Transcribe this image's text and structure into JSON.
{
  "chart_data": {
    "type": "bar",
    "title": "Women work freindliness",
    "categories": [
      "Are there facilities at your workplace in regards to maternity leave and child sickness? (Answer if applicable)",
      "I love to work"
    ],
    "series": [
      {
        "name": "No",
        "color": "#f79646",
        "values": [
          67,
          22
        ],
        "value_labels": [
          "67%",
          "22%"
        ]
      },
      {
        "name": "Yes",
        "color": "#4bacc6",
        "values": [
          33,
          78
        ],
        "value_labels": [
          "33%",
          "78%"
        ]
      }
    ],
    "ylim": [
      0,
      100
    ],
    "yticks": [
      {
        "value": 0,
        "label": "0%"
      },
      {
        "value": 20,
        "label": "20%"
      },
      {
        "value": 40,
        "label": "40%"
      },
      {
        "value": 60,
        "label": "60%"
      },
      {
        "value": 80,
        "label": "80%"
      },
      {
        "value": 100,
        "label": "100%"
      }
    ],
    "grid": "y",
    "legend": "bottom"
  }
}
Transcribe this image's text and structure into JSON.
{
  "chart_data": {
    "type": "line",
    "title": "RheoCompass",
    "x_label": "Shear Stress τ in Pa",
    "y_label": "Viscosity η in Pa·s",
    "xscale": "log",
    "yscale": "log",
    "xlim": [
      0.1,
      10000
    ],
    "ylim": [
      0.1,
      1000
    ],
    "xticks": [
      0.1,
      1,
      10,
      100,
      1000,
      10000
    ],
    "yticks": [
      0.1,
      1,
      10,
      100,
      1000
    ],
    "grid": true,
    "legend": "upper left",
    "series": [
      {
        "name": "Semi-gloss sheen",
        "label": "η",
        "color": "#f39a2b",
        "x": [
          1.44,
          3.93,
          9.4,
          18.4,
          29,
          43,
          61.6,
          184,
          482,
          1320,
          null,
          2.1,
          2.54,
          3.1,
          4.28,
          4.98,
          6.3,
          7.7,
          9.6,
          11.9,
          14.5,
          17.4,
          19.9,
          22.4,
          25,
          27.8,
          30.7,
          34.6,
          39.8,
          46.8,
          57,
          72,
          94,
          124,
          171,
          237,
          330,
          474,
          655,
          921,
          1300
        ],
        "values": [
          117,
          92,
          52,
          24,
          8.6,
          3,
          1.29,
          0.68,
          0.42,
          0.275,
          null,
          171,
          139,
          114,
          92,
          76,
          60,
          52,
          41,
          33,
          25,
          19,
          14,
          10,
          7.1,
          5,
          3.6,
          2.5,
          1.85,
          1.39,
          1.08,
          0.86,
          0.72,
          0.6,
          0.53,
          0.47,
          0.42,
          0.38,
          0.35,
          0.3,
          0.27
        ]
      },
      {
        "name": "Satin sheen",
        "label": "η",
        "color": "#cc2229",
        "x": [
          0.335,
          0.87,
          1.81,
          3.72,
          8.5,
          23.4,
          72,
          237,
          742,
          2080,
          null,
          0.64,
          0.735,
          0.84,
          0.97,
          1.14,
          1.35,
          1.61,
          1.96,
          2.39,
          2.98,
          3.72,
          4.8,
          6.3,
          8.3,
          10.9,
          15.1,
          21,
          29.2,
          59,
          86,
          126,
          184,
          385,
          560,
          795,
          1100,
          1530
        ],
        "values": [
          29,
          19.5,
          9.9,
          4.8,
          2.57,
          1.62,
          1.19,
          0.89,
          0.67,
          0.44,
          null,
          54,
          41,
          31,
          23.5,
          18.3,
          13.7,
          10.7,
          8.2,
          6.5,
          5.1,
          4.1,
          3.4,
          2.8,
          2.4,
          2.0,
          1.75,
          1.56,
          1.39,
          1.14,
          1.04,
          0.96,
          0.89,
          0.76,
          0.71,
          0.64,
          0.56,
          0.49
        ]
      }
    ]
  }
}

----

Reproduce the listing in full. Keep it exactly as written.

### ANSWER TO THIS PROBLEM
Transcribe this image's text and structure into JSON.
{
  "chart_data": {
    "type": "bar",
    "title": "Women work freindliness",
    "categories": [
      "Are there facilities at your workplace in regards to maternity leave and child sickness? (Answer if applicable)",
      "I love to work"
    ],
    "series": [
      {
        "name": "No",
        "color": "#f79646",
        "values": [
          67,
          22
        ],
        "value_labels": [
          "67%",
          "22%"
        ]
      },
      {
        "name": "Yes",
        "color": "#4bacc6",
        "values": [
          33,
          78
        ],
        "value_labels": [
          "33%",
          "78%"
        ]
      }
    ],
    "ylim": [
      0,
      100
    ],
    "yticks": [
      {
        "value": 0,
        "label": "0%"
      },
      {
        "value": 20,
        "label": "20%"
      },
      {
        "value": 40,
        "label": "40%"
      },
      {
        "value": 60,
        "label": "60%"
      },
      {
        "value": 80,
        "label": "80%"
      },
      {
        "value": 100,
        "label": "100%"
      }
    ],
    "grid": "y",
    "legend": "bottom"
  }
}
Transcribe this image's text and structure into JSON.
{
  "chart_data": {
    "type": "line",
    "title": "RheoCompass",
    "x_label": "Shear Stress τ in Pa",
    "y_label": "Viscosity η in Pa·s",
    "xscale": "log",
    "yscale": "log",
    "xlim": [
      0.1,
      10000
    ],
    "ylim": [
      0.1,
      1000
    ],
    "xticks": [
      0.1,
      1,
      10,
      100,
      1000,
      10000
    ],
    "yticks": [
      0.1,
      1,
      10,
      100,
      1000
    ],
    "grid": true,
    "legend": "upper left",
    "series": [
      {
        "name": "Semi-gloss sheen",
        "label": "η",
        "color": "#f39a2b",
        "x": [
          1.44,
          3.93,
          9.4,
          18.4,
          29,
          43,
          61.6,
          184,
          482,
          1320,
          null,
          2.1,
          2.54,
          3.1,
          4.28,
          4.98,
          6.3,
          7.7,
          9.6,
          11.9,
          14.5,
          17.4,
          19.9,
          22.4,
          25,
          27.8,
          30.7,
          34.6,
          39.8,
          46.8,
          57,
          72,
          94,
          124,
          171,
          237,
          330,
          474,
          655,
          921,
          1300
        ],
        "values": [
          117,
          92,
          52,
          24,
          8.6,
          3,
          1.29,
          0.68,
          0.42,
          0.275,
          null,
          171,
          139,
          114,
          92,
          76,
          60,
          52,
          41,
          33,
          25,
          19,
          14,
          10,
          7.1,
          5,
          3.6,
          2.5,
          1.85,
          1.39,
          1.08,
          0.86,
          0.72,
          0.6,
          0.53,
          0.47,
          0.42,
          0.38,
          0.35,
          0.3,
          0.27
        ]
      },
      {
        "name": "Satin sheen",
        "label": "η",
        "color": "#cc2229",
        "x": [
          0.335,
          0.87,
          1.81,
          3.72,
          8.5,
          23.4,
          72,
          237,
          742,
          2080,
          null,
          0.64,
          0.735,
          0.84,
          0.97,
          1.14,
          1.35,
          1.61,
          1.96,
          2.39,
          2.98,
          3.72,
          4.8,
          6.3,
          8.3,
          10.9,
          15.1,
          21,
          29.2,
          59,
          86,
          126,
          184,
          385,
          560,
          795,
          1100,
          1530
        ],
        "values": [
          29,
          19.5,
          9.9,
          4.8,
          2.57,
          1.62,
          1.19,
          0.89,
          0.67,
          0.44,
          null,
          54,
          41,
          31,
          23.5,
          18.3,
          13.7,
          10.7,
          8.2,
          6.5,
          5.1,
          4.1,
          3.4,
          2.8,
          2.4,
          2.0,
          1.75,
          1.56,
          1.39,
          1.14,
          1.04,
          0.96,
          0.89,
          0.76,
          0.71,
          0.64,
          0.56,
          0.49
        ]
      }
    ]
  }
}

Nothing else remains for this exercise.